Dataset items
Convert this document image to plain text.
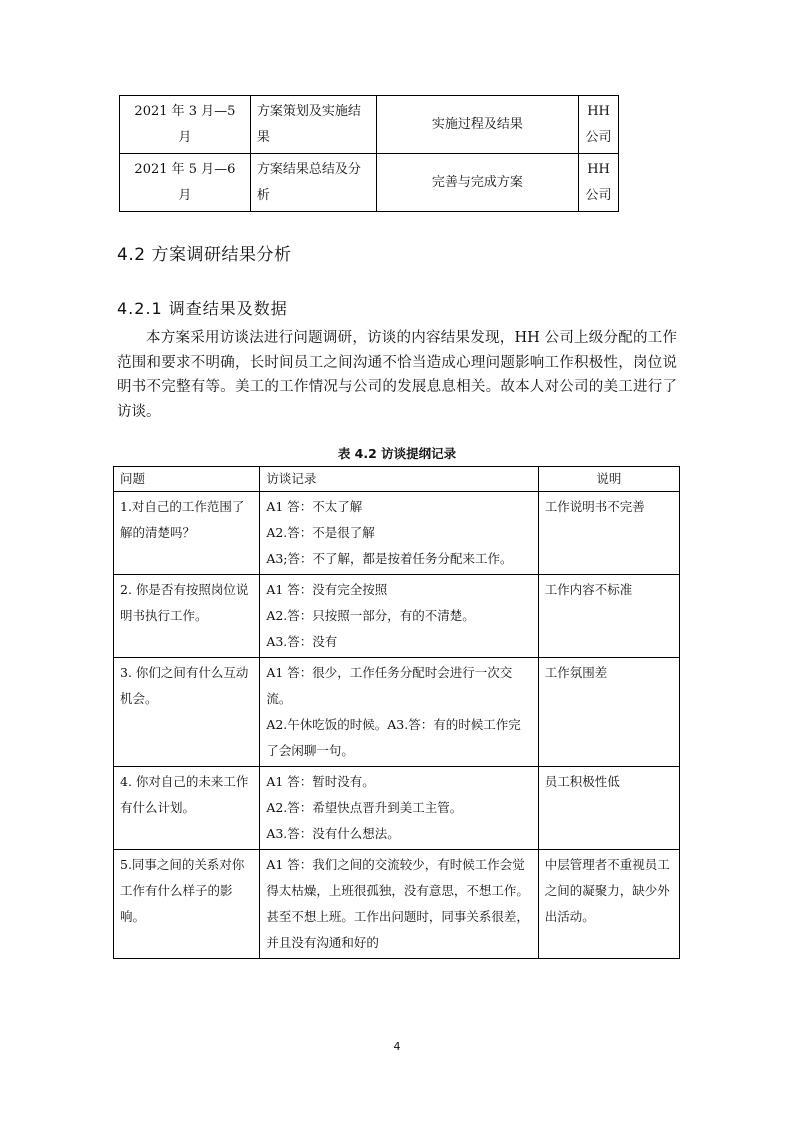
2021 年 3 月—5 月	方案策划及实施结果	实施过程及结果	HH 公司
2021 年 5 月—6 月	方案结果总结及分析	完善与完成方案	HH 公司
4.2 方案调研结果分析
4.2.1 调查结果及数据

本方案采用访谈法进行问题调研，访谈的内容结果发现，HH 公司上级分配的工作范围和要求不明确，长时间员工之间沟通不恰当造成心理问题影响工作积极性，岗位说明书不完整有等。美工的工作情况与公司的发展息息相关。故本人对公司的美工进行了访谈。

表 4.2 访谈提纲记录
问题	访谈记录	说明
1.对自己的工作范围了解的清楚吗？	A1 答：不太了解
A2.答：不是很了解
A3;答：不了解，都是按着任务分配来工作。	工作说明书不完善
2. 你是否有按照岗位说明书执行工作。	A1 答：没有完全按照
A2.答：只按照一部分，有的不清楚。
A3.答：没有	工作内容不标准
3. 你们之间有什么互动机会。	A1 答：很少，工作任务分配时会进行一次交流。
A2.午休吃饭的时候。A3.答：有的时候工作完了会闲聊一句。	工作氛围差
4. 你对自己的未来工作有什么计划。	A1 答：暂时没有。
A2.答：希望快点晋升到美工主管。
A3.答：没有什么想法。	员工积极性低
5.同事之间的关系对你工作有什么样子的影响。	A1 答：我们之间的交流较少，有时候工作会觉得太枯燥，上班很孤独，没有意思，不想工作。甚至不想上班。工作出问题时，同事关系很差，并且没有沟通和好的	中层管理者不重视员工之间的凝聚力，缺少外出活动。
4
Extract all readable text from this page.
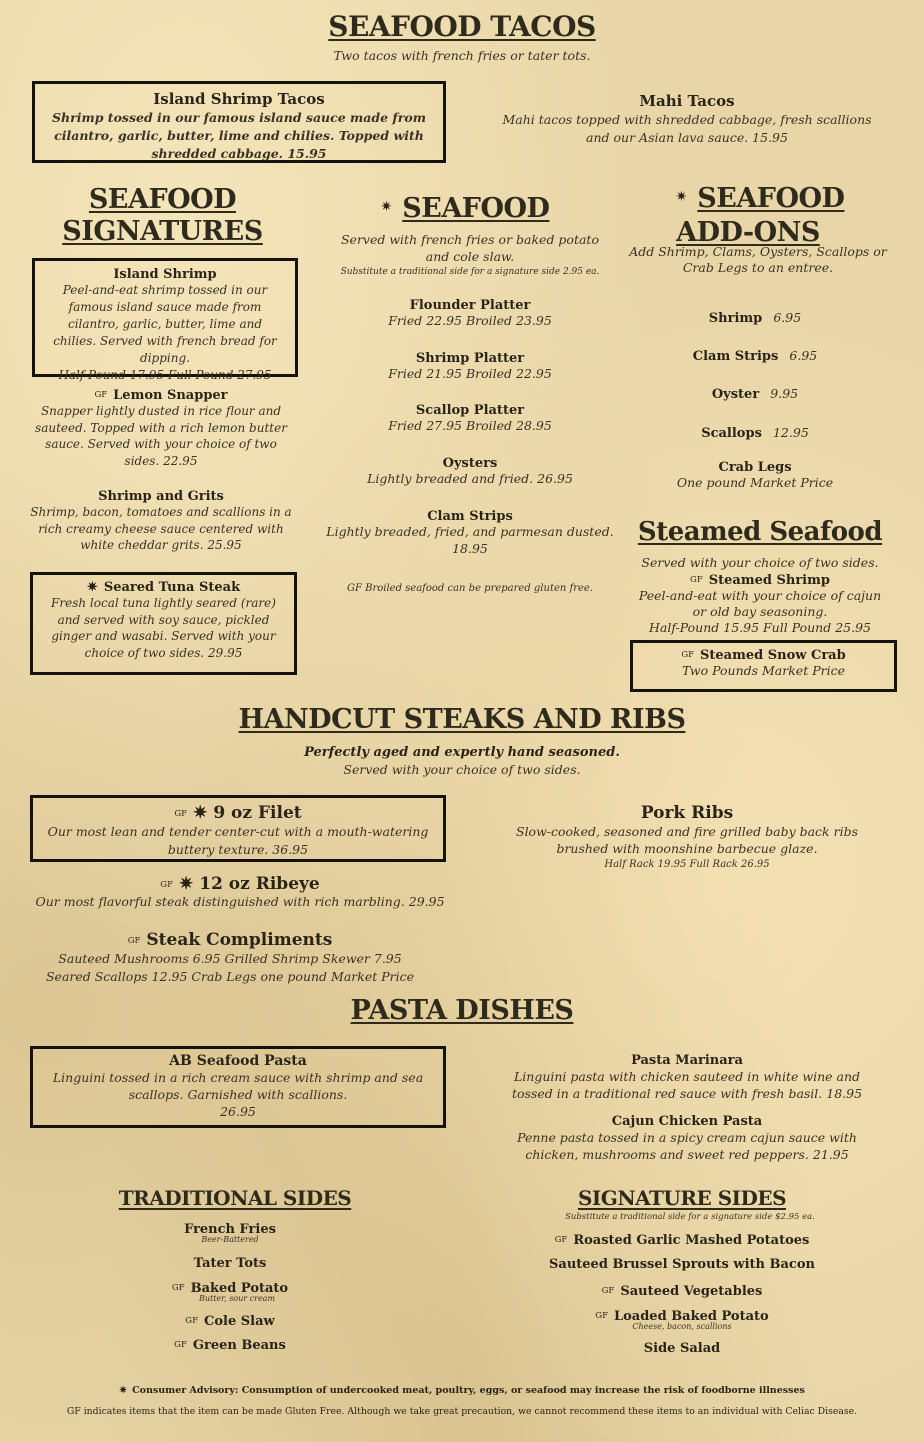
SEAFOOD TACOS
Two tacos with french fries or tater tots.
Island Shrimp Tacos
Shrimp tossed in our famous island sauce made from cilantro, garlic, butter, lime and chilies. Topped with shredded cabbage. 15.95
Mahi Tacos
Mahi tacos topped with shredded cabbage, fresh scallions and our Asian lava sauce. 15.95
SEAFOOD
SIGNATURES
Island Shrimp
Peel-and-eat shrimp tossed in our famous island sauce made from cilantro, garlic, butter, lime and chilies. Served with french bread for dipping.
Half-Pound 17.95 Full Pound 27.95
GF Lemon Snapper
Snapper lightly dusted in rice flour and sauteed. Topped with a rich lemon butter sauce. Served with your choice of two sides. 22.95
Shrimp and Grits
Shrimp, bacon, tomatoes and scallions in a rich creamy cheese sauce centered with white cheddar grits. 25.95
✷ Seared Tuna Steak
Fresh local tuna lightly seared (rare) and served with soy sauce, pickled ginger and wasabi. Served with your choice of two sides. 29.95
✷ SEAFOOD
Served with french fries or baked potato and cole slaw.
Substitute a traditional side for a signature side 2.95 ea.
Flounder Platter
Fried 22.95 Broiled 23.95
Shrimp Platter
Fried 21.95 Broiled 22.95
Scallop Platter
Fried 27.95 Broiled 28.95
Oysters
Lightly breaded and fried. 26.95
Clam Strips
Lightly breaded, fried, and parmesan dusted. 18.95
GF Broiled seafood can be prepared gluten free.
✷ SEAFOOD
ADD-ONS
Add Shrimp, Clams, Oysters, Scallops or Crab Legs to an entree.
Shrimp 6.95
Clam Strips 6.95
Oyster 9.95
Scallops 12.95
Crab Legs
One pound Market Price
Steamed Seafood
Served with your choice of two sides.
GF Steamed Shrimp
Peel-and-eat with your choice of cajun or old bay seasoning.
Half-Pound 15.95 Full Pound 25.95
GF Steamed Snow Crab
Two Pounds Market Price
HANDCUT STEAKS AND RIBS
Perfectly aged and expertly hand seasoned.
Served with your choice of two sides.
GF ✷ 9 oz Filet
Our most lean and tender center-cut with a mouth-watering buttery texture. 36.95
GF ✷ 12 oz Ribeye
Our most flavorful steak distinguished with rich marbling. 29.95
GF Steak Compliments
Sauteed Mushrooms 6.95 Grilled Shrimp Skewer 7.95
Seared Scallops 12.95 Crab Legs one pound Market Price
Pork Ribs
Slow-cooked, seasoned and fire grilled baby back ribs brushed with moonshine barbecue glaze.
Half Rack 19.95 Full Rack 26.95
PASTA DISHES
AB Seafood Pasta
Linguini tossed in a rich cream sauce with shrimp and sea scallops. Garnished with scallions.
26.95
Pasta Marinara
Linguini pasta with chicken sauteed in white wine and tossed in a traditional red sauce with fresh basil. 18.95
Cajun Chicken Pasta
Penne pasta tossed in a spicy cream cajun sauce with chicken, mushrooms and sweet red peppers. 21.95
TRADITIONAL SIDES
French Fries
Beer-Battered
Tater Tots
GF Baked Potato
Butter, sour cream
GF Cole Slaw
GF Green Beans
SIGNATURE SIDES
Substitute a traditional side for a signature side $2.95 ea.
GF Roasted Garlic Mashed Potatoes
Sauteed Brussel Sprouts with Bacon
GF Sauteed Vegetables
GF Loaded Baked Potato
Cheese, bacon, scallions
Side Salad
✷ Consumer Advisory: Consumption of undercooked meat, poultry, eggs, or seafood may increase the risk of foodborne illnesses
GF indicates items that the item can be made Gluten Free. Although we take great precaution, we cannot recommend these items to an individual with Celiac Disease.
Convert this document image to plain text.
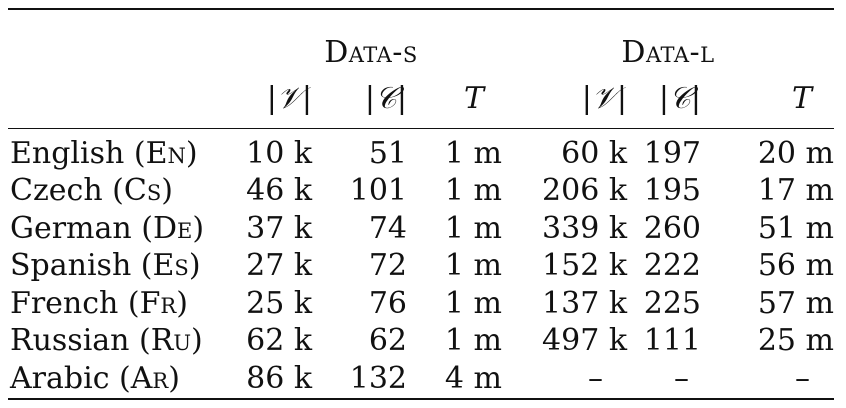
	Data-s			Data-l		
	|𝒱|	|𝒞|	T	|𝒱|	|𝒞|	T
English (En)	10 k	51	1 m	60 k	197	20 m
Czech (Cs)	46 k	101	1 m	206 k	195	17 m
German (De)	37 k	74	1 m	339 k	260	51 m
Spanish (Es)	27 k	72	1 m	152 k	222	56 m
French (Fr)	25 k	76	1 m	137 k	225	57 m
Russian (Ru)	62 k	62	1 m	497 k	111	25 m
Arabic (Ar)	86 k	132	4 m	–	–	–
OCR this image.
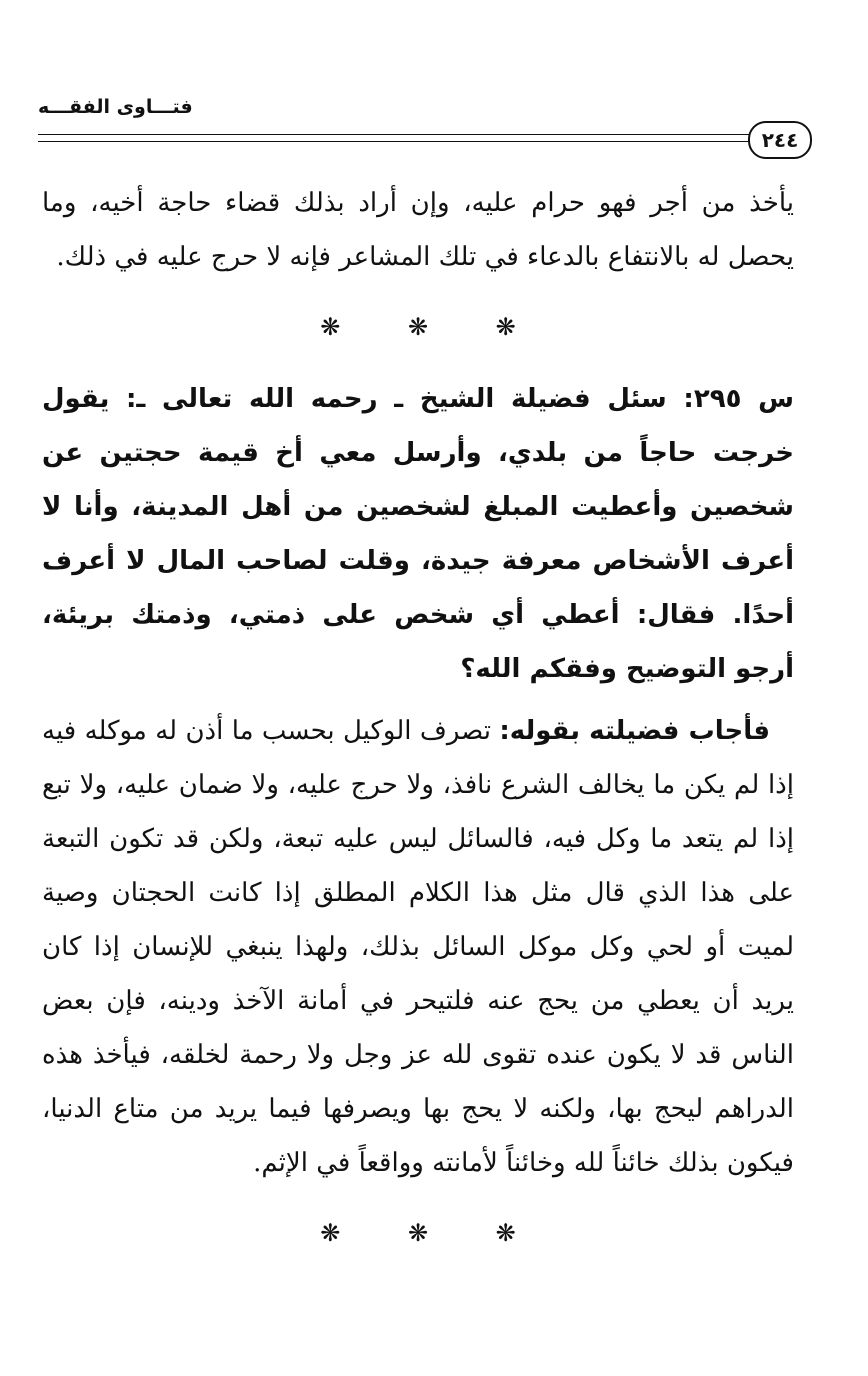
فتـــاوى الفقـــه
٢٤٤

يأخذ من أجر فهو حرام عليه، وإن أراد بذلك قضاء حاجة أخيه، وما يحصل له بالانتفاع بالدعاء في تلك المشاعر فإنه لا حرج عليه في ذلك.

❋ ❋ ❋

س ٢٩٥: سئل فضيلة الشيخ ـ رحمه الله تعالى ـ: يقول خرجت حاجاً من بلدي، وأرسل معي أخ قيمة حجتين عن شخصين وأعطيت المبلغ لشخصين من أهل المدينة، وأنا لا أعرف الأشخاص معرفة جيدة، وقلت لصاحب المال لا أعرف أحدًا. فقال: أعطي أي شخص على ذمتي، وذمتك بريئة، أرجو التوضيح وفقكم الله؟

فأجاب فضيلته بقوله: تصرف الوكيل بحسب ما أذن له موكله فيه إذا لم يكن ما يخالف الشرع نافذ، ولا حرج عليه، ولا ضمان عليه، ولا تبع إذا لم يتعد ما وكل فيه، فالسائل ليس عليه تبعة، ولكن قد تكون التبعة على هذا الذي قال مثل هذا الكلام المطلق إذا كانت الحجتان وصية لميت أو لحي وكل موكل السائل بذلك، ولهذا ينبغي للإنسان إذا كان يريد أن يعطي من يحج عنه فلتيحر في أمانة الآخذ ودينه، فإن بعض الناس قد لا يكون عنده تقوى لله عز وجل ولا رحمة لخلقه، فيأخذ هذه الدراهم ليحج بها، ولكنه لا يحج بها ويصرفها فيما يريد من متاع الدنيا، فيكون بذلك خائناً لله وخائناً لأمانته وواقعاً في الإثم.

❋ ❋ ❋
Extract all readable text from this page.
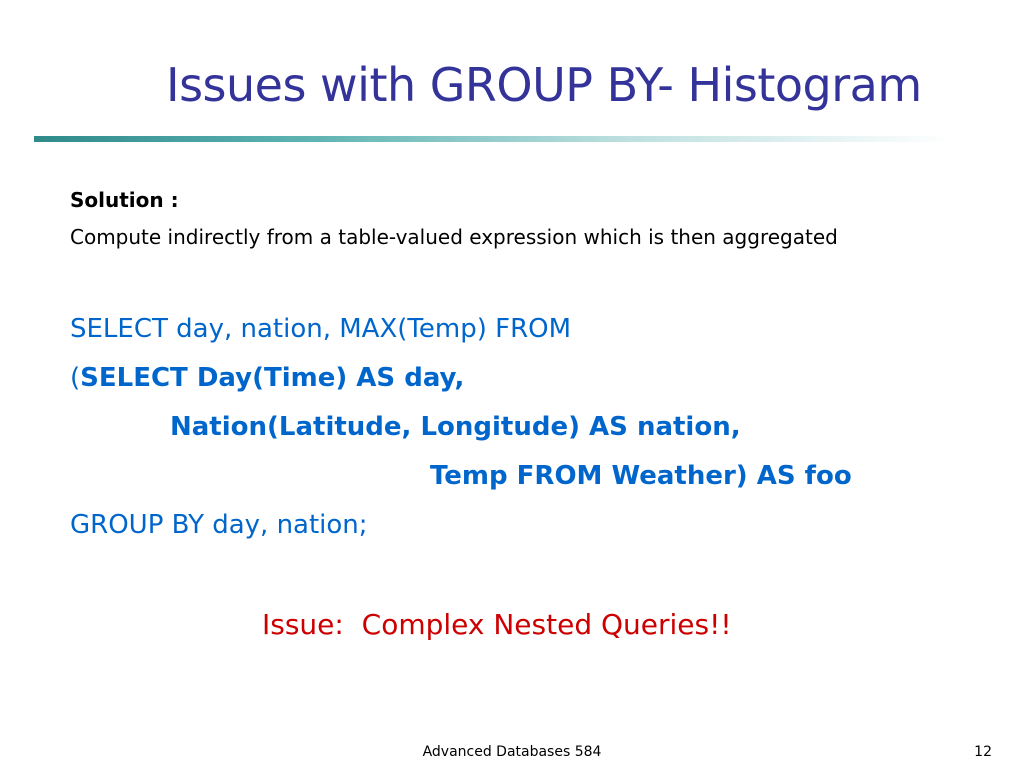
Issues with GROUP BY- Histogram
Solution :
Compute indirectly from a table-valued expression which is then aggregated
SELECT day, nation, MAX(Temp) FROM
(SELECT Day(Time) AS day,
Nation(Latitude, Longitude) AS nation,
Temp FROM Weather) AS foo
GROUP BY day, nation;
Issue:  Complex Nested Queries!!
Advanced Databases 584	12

→ Task statement
From the entries above, list each line with "most" in it.

→ Response to this task
Our most lean and tender center-cut with a mouth-watering buttery texture. 36.95
Our most flavorful steak distinguished with rich marbling. 29.95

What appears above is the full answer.